Stored data:
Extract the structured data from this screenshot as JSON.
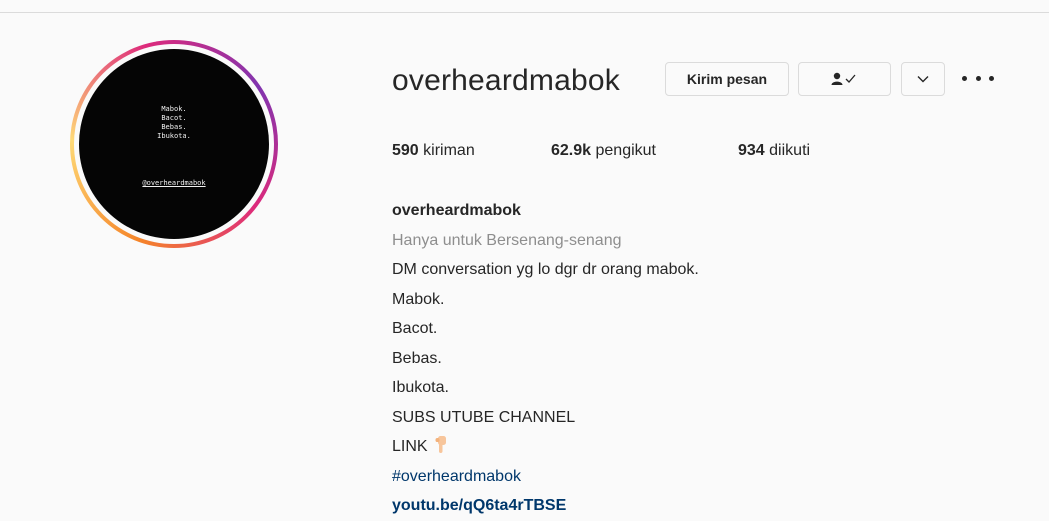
{
  "avatar": {
    "lines": [
      "Mabok.",
      "Bacot.",
      "Bebas.",
      "Ibukota."
    ],
    "handle": "@overheardmabok"
  },
  "profile": {
    "username": "overheardmabok",
    "message_button": "Kirim pesan",
    "follow_icon": "person-check-icon",
    "dropdown_icon": "chevron-down-icon",
    "more_icon": "more-options-icon"
  },
  "stats": {
    "posts_count": "590",
    "posts_label": "kiriman",
    "followers_count": "62.9k",
    "followers_label": "pengikut",
    "following_count": "934",
    "following_label": "diikuti"
  },
  "bio": {
    "name": "overheardmabok",
    "category": "Hanya untuk Bersenang-senang",
    "lines": [
      "DM conversation yg lo dgr dr orang mabok.",
      "Mabok.",
      "Bacot.",
      "Bebas.",
      "Ibukota.",
      "SUBS UTUBE CHANNEL"
    ],
    "link_label": "LINK",
    "hashtag": "#overheardmabok",
    "website": "youtu.be/qQ6ta4rTBSE"
  },
  "colors": {
    "link": "#00376b",
    "muted": "#8e8e8e",
    "border": "#dbdbdb"
  }
}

▶ _Instructions to follow_
Without the pictures, write out every entry precisely as it appears.

▶ _Output for this exercise_
Extract the structured data from this screenshot as JSON.
{
  "avatar": {
    "lines": [
      "Mabok.",
      "Bacot.",
      "Bebas.",
      "Ibukota."
    ],
    "handle": "@overheardmabok"
  },
  "profile": {
    "username": "overheardmabok",
    "message_button": "Kirim pesan",
    "follow_icon": "person-check-icon",
    "dropdown_icon": "chevron-down-icon",
    "more_icon": "more-options-icon"
  },
  "stats": {
    "posts_count": "590",
    "posts_label": "kiriman",
    "followers_count": "62.9k",
    "followers_label": "pengikut",
    "following_count": "934",
    "following_label": "diikuti"
  },
  "bio": {
    "name": "overheardmabok",
    "category": "Hanya untuk Bersenang-senang",
    "lines": [
      "DM conversation yg lo dgr dr orang mabok.",
      "Mabok.",
      "Bacot.",
      "Bebas.",
      "Ibukota.",
      "SUBS UTUBE CHANNEL"
    ],
    "link_label": "LINK",
    "hashtag": "#overheardmabok",
    "website": "youtu.be/qQ6ta4rTBSE"
  },
  "colors": {
    "link": "#00376b",
    "muted": "#8e8e8e",
    "border": "#dbdbdb"
  }
}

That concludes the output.